* start *

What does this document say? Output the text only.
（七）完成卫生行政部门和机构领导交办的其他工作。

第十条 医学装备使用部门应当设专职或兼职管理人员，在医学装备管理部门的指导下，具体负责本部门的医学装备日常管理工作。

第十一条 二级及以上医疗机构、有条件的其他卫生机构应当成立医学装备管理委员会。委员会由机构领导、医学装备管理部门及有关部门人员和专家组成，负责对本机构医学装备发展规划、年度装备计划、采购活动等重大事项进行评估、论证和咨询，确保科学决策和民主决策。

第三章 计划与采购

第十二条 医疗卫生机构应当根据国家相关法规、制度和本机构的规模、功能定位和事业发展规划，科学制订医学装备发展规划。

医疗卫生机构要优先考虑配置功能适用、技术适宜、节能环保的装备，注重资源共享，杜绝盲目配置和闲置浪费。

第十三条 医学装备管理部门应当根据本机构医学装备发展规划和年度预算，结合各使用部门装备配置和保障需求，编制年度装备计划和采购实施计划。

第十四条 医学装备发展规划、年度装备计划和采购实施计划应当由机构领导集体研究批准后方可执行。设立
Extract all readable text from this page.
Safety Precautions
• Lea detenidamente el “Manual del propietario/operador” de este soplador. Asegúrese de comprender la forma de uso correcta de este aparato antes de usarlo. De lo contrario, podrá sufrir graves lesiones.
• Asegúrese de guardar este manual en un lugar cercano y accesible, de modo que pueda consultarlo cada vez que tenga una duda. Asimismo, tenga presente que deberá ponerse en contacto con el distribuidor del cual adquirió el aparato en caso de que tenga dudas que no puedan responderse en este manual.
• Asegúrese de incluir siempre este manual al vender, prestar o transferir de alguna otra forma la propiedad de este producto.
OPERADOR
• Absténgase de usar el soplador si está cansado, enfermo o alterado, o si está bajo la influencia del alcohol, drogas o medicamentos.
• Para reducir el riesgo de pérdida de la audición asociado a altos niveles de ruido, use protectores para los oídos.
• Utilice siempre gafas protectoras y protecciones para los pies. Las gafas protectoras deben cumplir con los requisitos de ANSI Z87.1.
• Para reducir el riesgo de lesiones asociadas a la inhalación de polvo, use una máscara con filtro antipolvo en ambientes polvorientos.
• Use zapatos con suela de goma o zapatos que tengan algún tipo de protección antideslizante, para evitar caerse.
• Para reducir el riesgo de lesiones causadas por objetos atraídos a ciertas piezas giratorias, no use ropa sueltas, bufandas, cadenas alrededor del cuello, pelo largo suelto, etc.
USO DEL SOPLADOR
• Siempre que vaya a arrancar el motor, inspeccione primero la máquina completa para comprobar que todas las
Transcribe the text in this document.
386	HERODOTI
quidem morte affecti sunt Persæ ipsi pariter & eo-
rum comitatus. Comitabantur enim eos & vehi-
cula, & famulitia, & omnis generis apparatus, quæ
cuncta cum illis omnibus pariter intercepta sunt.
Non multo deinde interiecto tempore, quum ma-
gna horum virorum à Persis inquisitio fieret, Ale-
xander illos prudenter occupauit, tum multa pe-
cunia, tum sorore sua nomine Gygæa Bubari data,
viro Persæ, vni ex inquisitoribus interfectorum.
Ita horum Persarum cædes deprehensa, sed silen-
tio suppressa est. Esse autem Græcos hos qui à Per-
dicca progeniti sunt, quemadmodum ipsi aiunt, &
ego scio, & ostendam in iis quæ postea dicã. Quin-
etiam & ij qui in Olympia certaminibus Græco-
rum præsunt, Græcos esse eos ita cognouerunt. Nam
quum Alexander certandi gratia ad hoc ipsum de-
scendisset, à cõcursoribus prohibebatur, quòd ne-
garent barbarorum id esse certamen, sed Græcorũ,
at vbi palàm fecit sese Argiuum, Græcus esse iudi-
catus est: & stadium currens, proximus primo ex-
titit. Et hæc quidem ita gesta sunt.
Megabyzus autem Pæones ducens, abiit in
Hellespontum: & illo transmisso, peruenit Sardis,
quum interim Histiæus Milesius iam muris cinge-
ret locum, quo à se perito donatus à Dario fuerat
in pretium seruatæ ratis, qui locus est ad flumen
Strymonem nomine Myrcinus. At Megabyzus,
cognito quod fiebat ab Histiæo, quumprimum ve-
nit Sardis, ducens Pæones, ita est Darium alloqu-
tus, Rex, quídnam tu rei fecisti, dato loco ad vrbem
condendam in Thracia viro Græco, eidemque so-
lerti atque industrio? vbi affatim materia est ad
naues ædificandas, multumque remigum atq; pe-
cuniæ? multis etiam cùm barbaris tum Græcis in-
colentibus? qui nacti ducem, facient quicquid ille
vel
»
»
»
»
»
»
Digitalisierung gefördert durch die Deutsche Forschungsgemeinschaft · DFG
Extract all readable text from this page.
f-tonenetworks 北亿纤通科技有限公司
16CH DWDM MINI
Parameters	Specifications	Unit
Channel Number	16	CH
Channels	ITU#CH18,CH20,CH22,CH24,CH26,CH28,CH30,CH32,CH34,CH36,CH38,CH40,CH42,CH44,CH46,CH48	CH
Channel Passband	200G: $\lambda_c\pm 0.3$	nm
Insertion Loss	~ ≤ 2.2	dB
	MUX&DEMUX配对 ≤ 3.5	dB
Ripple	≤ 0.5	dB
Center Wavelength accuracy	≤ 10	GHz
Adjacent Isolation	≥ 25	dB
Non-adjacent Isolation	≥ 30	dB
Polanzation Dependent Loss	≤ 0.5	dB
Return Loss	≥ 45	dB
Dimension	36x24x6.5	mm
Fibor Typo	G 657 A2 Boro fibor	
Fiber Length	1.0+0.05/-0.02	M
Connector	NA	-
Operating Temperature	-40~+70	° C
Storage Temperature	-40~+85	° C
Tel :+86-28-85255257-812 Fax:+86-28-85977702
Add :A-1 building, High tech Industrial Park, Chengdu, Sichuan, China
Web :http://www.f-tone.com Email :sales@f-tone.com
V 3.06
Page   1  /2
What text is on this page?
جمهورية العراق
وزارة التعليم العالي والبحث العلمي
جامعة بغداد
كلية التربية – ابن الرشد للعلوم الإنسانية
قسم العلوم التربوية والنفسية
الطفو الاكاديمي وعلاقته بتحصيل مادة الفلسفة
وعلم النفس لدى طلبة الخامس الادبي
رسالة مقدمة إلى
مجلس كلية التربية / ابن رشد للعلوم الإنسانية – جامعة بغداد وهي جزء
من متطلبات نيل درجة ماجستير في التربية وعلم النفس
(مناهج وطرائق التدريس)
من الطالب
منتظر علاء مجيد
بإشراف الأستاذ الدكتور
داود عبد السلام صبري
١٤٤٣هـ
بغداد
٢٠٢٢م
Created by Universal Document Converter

* end *

Extract each entry in full and write it down exactly.

What does this document say? Output the text only.
（七）完成卫生行政部门和机构领导交办的其他工作。

第十条 医学装备使用部门应当设专职或兼职管理人员，在医学装备管理部门的指导下，具体负责本部门的医学装备日常管理工作。

第十一条 二级及以上医疗机构、有条件的其他卫生机构应当成立医学装备管理委员会。委员会由机构领导、医学装备管理部门及有关部门人员和专家组成，负责对本机构医学装备发展规划、年度装备计划、采购活动等重大事项进行评估、论证和咨询，确保科学决策和民主决策。

第三章 计划与采购

第十二条 医疗卫生机构应当根据国家相关法规、制度和本机构的规模、功能定位和事业发展规划，科学制订医学装备发展规划。

医疗卫生机构要优先考虑配置功能适用、技术适宜、节能环保的装备，注重资源共享，杜绝盲目配置和闲置浪费。

第十三条 医学装备管理部门应当根据本机构医学装备发展规划和年度预算，结合各使用部门装备配置和保障需求，编制年度装备计划和采购实施计划。

第十四条 医学装备发展规划、年度装备计划和采购实施计划应当由机构领导集体研究批准后方可执行。设立
Extract all readable text from this page.
Safety Precautions
• Lea detenidamente el “Manual del propietario/operador” de este soplador. Asegúrese de comprender la forma de uso correcta de este aparato antes de usarlo. De lo contrario, podrá sufrir graves lesiones.
• Asegúrese de guardar este manual en un lugar cercano y accesible, de modo que pueda consultarlo cada vez que tenga una duda. Asimismo, tenga presente que deberá ponerse en contacto con el distribuidor del cual adquirió el aparato en caso de que tenga dudas que no puedan responderse en este manual.
• Asegúrese de incluir siempre este manual al vender, prestar o transferir de alguna otra forma la propiedad de este producto.
OPERADOR
• Absténgase de usar el soplador si está cansado, enfermo o alterado, o si está bajo la influencia del alcohol, drogas o medicamentos.
• Para reducir el riesgo de pérdida de la audición asociado a altos niveles de ruido, use protectores para los oídos.
• Utilice siempre gafas protectoras y protecciones para los pies. Las gafas protectoras deben cumplir con los requisitos de ANSI Z87.1.
• Para reducir el riesgo de lesiones asociadas a la inhalación de polvo, use una máscara con filtro antipolvo en ambientes polvorientos.
• Use zapatos con suela de goma o zapatos que tengan algún tipo de protección antideslizante, para evitar caerse.
• Para reducir el riesgo de lesiones causadas por objetos atraídos a ciertas piezas giratorias, no use ropa sueltas, bufandas, cadenas alrededor del cuello, pelo largo suelto, etc.
USO DEL SOPLADOR
• Siempre que vaya a arrancar el motor, inspeccione primero la máquina completa para comprobar que todas las
Transcribe the text in this document.
386	HERODOTI
quidem morte affecti sunt Persæ ipsi pariter & eo-
rum comitatus. Comitabantur enim eos & vehi-
cula, & famulitia, & omnis generis apparatus, quæ
cuncta cum illis omnibus pariter intercepta sunt.
Non multo deinde interiecto tempore, quum ma-
gna horum virorum à Persis inquisitio fieret, Ale-
xander illos prudenter occupauit, tum multa pe-
cunia, tum sorore sua nomine Gygæa Bubari data,
viro Persæ, vni ex inquisitoribus interfectorum.
Ita horum Persarum cædes deprehensa, sed silen-
tio suppressa est. Esse autem Græcos hos qui à Per-
dicca progeniti sunt, quemadmodum ipsi aiunt, &
ego scio, & ostendam in iis quæ postea dicã. Quin-
etiam & ij qui in Olympia certaminibus Græco-
rum præsunt, Græcos esse eos ita cognouerunt. Nam
quum Alexander certandi gratia ad hoc ipsum de-
scendisset, à cõcursoribus prohibebatur, quòd ne-
garent barbarorum id esse certamen, sed Græcorũ,
at vbi palàm fecit sese Argiuum, Græcus esse iudi-
catus est: & stadium currens, proximus primo ex-
titit. Et hæc quidem ita gesta sunt.
Megabyzus autem Pæones ducens, abiit in
Hellespontum: & illo transmisso, peruenit Sardis,
quum interim Histiæus Milesius iam muris cinge-
ret locum, quo à se perito donatus à Dario fuerat
in pretium seruatæ ratis, qui locus est ad flumen
Strymonem nomine Myrcinus. At Megabyzus,
cognito quod fiebat ab Histiæo, quumprimum ve-
nit Sardis, ducens Pæones, ita est Darium alloqu-
tus, Rex, quídnam tu rei fecisti, dato loco ad vrbem
condendam in Thracia viro Græco, eidemque so-
lerti atque industrio? vbi affatim materia est ad
naues ædificandas, multumque remigum atq; pe-
cuniæ? multis etiam cùm barbaris tum Græcis in-
colentibus? qui nacti ducem, facient quicquid ille
vel
»
»
»
»
»
»
Digitalisierung gefördert durch die Deutsche Forschungsgemeinschaft · DFG
Extract all readable text from this page.
f-tonenetworks 北亿纤通科技有限公司
16CH DWDM MINI
Parameters	Specifications	Unit
Channel Number	16	CH
Channels	ITU#CH18,CH20,CH22,CH24,CH26,CH28,CH30,CH32,CH34,CH36,CH38,CH40,CH42,CH44,CH46,CH48	CH
Channel Passband	200G: $\lambda_c\pm 0.3$	nm
Insertion Loss	~ ≤ 2.2	dB
	MUX&DEMUX配对 ≤ 3.5	dB
Ripple	≤ 0.5	dB
Center Wavelength accuracy	≤ 10	GHz
Adjacent Isolation	≥ 25	dB
Non-adjacent Isolation	≥ 30	dB
Polanzation Dependent Loss	≤ 0.5	dB
Return Loss	≥ 45	dB
Dimension	36x24x6.5	mm
Fibor Typo	G 657 A2 Boro fibor	
Fiber Length	1.0+0.05/-0.02	M
Connector	NA	-
Operating Temperature	-40~+70	° C
Storage Temperature	-40~+85	° C
Tel :+86-28-85255257-812 Fax:+86-28-85977702
Add :A-1 building, High tech Industrial Park, Chengdu, Sichuan, China
Web :http://www.f-tone.com Email :sales@f-tone.com
V 3.06
Page   1  /2
What text is on this page?
جمهورية العراق
وزارة التعليم العالي والبحث العلمي
جامعة بغداد
كلية التربية – ابن الرشد للعلوم الإنسانية
قسم العلوم التربوية والنفسية
الطفو الاكاديمي وعلاقته بتحصيل مادة الفلسفة
وعلم النفس لدى طلبة الخامس الادبي
رسالة مقدمة إلى
مجلس كلية التربية / ابن رشد للعلوم الإنسانية – جامعة بغداد وهي جزء
من متطلبات نيل درجة ماجستير في التربية وعلم النفس
(مناهج وطرائق التدريس)
من الطالب
منتظر علاء مجيد
بإشراف الأستاذ الدكتور
داود عبد السلام صبري
١٤٤٣هـ
بغداد
٢٠٢٢م
Created by Universal Document Converter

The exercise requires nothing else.